◆ Work to do:
In the entries, find all lines that hold the word "mouth" and copy them.

Stored records:
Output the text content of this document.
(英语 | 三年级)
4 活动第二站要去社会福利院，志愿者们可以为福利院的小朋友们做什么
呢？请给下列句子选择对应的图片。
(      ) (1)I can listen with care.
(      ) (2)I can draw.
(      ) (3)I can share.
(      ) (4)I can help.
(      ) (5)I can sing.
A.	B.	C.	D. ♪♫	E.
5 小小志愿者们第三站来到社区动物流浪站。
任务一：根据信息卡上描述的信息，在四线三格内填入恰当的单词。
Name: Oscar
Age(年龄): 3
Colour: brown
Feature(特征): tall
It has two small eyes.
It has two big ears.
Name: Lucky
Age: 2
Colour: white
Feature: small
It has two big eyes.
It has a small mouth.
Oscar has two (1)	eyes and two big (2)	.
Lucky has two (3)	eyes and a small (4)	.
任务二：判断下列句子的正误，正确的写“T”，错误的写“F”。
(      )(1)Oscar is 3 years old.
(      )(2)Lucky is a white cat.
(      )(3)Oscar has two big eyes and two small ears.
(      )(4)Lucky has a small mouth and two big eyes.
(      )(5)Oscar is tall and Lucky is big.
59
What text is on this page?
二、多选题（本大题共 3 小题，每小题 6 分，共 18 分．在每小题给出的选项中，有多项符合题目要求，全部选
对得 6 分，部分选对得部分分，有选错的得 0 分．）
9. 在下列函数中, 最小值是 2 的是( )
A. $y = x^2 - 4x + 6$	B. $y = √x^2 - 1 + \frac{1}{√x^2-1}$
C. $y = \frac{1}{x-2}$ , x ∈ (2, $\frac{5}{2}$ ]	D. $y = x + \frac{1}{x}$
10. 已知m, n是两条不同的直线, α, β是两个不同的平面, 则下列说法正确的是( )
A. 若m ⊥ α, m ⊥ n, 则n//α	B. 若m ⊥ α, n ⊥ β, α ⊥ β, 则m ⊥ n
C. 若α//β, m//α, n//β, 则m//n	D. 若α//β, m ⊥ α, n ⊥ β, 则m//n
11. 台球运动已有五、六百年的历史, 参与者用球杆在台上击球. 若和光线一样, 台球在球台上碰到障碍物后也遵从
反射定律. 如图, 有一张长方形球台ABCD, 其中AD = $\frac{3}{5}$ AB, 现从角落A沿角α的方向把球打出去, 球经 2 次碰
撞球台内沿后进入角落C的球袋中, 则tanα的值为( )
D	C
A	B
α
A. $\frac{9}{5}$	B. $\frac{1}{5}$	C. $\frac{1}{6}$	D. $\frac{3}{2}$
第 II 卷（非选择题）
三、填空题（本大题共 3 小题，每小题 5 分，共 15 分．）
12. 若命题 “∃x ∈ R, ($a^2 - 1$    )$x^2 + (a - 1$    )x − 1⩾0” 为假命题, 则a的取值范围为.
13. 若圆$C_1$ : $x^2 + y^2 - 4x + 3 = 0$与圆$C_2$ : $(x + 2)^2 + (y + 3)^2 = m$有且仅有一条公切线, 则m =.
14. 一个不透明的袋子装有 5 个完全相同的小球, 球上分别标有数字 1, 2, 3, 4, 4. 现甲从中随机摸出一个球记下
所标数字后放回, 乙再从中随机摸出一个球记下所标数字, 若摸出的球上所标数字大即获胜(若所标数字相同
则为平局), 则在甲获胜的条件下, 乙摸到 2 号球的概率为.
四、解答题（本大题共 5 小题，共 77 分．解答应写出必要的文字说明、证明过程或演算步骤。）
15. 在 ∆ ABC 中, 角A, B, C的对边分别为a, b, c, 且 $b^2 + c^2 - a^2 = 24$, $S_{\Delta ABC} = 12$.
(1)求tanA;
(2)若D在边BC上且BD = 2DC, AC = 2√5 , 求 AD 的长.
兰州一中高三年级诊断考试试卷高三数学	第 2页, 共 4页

◆ Result:
It has a small mouth.
(      )(4)Lucky has a small mouth and two big eyes.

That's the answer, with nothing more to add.